REQUIREMENT —
Scan the data. Collect each line that contains the word "this".

Records from a data source:
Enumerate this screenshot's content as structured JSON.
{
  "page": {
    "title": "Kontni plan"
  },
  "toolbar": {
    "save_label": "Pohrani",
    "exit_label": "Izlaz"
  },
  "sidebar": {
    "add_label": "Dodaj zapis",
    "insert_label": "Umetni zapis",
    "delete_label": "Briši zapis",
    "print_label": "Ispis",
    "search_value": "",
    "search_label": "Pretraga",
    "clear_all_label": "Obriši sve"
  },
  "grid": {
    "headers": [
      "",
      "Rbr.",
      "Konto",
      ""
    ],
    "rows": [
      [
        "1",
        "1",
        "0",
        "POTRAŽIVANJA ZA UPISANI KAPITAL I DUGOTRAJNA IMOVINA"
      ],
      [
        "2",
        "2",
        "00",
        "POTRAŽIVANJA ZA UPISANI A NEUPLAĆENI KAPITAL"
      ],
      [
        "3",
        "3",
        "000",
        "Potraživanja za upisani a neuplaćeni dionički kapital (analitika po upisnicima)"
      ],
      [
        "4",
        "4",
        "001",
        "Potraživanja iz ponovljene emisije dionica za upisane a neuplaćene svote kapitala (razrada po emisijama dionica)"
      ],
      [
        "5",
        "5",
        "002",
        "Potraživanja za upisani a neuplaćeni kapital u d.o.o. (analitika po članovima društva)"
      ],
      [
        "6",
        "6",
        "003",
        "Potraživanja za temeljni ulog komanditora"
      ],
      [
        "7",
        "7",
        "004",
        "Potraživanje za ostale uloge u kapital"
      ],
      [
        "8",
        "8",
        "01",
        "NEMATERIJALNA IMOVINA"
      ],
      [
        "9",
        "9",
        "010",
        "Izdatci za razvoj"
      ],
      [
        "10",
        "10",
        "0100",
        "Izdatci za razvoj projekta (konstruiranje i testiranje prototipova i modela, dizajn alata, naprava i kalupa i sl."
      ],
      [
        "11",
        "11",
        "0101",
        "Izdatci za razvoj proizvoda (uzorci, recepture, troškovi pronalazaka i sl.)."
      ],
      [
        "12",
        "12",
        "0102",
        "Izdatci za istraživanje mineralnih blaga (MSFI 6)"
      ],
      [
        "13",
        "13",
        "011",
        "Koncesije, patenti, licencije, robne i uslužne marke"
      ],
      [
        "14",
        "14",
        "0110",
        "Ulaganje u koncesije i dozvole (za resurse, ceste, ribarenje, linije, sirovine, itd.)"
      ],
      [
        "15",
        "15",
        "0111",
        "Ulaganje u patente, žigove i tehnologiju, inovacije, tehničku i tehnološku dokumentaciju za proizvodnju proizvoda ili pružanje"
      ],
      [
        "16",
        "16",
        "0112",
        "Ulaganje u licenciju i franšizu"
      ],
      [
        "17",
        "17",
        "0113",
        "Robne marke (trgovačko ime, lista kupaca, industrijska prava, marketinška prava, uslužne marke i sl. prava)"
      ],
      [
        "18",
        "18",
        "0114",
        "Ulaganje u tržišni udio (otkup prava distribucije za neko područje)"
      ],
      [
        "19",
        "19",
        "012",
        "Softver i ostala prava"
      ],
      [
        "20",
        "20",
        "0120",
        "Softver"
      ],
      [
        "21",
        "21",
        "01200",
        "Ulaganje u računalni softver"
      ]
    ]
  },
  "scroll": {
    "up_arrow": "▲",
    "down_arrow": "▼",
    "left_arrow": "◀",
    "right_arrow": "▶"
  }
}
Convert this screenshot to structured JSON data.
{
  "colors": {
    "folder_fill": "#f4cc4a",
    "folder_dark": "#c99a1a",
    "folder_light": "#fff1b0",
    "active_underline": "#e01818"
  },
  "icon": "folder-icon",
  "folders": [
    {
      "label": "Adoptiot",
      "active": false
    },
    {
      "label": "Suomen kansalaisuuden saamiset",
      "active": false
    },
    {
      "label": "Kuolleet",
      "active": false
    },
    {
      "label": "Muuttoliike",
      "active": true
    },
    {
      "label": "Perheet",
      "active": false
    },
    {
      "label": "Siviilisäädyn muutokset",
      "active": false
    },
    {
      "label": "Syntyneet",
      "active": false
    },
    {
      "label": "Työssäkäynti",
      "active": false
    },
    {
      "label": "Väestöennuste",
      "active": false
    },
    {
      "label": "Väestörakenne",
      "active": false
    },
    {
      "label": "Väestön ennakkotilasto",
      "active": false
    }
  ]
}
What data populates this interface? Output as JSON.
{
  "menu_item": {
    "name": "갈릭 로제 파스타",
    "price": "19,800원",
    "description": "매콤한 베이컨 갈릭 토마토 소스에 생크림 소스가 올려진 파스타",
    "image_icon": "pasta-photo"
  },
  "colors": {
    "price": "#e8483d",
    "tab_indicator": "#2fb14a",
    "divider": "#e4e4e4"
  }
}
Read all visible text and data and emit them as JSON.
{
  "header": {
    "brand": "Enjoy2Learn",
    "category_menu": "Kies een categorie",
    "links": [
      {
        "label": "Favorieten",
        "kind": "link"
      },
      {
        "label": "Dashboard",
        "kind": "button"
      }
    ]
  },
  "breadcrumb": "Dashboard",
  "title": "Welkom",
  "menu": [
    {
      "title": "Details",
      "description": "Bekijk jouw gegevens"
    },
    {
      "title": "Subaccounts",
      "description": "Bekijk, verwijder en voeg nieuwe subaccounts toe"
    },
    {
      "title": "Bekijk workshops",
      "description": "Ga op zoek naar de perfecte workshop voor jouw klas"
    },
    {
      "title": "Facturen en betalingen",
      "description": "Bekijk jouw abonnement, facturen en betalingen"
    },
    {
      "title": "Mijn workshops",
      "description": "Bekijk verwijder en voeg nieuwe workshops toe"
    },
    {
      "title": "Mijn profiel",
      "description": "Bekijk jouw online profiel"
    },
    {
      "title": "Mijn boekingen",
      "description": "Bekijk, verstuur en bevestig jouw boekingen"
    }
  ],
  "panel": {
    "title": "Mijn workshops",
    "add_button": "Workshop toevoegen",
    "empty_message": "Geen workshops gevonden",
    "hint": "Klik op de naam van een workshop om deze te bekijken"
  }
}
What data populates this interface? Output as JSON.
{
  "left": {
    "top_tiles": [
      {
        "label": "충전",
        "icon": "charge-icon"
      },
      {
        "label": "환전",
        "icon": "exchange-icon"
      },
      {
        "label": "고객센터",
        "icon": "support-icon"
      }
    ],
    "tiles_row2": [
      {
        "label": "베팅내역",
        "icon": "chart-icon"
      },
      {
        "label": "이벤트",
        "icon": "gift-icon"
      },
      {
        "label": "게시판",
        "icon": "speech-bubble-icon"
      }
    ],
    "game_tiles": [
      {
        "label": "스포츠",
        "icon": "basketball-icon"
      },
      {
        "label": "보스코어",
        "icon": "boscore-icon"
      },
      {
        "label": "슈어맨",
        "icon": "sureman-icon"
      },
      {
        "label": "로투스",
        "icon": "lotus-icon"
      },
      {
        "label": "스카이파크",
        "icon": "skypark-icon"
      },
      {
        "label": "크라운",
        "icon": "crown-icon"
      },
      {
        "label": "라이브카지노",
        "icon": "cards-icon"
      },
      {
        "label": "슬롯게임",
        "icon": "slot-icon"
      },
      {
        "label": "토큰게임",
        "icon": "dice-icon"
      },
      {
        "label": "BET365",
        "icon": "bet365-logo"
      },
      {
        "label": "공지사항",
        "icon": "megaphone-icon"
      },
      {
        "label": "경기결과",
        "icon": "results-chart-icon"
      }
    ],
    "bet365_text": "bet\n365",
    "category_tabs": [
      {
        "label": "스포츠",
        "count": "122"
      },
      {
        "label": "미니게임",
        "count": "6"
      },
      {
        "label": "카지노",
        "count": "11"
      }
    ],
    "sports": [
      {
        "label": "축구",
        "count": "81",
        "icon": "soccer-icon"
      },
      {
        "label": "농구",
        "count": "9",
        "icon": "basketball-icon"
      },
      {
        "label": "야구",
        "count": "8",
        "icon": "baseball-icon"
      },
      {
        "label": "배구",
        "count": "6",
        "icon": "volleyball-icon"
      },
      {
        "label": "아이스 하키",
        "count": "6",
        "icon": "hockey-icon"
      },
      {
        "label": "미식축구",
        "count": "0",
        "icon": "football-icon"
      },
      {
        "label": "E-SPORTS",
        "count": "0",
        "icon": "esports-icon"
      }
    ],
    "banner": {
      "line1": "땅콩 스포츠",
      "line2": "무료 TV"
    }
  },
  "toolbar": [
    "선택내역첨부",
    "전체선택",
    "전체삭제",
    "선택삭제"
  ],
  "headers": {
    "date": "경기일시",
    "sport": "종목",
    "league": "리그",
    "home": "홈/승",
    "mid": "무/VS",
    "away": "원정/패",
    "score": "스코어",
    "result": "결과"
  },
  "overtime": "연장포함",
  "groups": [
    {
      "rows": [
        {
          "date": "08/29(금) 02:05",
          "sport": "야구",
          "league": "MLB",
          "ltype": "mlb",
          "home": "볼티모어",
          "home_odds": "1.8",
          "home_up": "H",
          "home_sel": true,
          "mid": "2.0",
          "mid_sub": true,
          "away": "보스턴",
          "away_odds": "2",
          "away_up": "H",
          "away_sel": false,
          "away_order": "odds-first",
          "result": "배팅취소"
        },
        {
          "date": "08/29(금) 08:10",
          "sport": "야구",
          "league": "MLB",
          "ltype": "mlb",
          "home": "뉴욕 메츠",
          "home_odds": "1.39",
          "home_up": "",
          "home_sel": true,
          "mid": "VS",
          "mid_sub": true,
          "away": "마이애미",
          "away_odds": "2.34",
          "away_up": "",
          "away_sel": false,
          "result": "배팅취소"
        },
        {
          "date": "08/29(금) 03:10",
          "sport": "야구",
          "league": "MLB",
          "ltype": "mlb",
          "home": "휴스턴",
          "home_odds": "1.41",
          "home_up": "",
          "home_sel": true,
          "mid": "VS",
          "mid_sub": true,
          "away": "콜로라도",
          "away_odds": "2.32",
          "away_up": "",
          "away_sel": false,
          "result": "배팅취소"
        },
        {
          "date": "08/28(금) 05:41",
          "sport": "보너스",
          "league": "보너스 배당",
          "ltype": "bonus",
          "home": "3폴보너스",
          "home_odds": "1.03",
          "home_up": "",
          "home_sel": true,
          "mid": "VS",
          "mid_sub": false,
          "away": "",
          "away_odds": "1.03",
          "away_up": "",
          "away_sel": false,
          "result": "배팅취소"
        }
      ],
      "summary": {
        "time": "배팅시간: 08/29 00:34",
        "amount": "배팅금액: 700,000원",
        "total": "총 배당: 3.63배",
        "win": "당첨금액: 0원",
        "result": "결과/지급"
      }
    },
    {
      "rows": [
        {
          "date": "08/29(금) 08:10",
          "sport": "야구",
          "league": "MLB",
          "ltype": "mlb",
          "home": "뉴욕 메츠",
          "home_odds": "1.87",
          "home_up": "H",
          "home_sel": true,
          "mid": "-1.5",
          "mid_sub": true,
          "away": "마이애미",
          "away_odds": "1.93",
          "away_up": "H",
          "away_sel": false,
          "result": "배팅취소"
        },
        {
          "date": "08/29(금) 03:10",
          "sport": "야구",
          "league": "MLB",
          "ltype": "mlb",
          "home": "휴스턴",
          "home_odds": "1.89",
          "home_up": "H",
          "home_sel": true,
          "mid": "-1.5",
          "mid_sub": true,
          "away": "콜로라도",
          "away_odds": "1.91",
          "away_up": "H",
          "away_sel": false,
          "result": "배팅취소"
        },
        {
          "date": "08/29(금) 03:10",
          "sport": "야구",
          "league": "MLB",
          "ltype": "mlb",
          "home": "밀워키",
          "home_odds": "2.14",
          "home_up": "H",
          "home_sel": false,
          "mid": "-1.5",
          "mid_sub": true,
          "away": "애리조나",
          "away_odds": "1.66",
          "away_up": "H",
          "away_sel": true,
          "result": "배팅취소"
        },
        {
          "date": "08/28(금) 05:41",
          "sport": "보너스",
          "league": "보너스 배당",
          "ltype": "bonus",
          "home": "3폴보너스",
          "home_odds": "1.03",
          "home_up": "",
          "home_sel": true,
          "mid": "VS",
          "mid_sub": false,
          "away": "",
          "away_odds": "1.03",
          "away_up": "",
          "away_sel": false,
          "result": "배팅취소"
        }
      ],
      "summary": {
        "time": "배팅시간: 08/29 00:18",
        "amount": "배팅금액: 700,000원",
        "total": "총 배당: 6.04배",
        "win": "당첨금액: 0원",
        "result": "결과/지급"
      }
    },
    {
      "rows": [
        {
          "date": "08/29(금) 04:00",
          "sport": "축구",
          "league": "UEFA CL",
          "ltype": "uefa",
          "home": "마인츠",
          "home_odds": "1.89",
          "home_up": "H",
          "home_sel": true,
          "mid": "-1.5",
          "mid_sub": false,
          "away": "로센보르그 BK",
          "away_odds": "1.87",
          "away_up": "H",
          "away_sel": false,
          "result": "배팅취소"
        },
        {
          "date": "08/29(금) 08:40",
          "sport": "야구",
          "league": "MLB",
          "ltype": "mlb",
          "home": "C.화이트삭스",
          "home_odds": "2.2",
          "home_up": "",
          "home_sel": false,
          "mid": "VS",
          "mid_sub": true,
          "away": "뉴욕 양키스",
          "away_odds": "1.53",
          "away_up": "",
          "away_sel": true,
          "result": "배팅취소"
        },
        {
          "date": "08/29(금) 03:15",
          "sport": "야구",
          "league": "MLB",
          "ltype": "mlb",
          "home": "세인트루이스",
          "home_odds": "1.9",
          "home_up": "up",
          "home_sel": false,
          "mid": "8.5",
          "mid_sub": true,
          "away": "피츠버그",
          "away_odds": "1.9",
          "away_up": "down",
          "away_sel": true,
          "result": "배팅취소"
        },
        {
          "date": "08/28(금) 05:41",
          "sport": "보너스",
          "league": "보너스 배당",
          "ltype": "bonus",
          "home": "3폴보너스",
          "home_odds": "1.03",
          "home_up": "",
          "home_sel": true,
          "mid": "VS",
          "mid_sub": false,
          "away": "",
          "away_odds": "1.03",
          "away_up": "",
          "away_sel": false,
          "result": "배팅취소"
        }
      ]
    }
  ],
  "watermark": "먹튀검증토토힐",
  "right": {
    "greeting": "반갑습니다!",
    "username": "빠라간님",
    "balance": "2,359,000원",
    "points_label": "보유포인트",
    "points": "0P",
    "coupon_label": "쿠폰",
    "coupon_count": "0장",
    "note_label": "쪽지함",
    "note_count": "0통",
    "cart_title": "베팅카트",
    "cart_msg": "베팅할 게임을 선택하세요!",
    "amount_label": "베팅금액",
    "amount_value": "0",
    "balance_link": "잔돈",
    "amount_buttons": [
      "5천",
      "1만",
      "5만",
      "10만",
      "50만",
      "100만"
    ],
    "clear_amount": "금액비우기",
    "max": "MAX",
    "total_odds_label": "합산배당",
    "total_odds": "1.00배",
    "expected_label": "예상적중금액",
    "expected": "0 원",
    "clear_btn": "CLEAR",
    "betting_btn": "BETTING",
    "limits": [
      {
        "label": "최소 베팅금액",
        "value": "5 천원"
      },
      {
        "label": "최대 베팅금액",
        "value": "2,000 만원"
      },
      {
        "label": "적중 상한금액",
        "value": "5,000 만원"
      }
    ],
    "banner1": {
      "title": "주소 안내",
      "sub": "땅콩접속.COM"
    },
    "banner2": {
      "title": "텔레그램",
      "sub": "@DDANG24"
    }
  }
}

EXERCISE RESPONSE —
Enumerate this screenshot's content as structured JSON.
Convert this screenshot to structured JSON data.
What data populates this interface? Output as JSON.
What data populates this interface? Output as JSON.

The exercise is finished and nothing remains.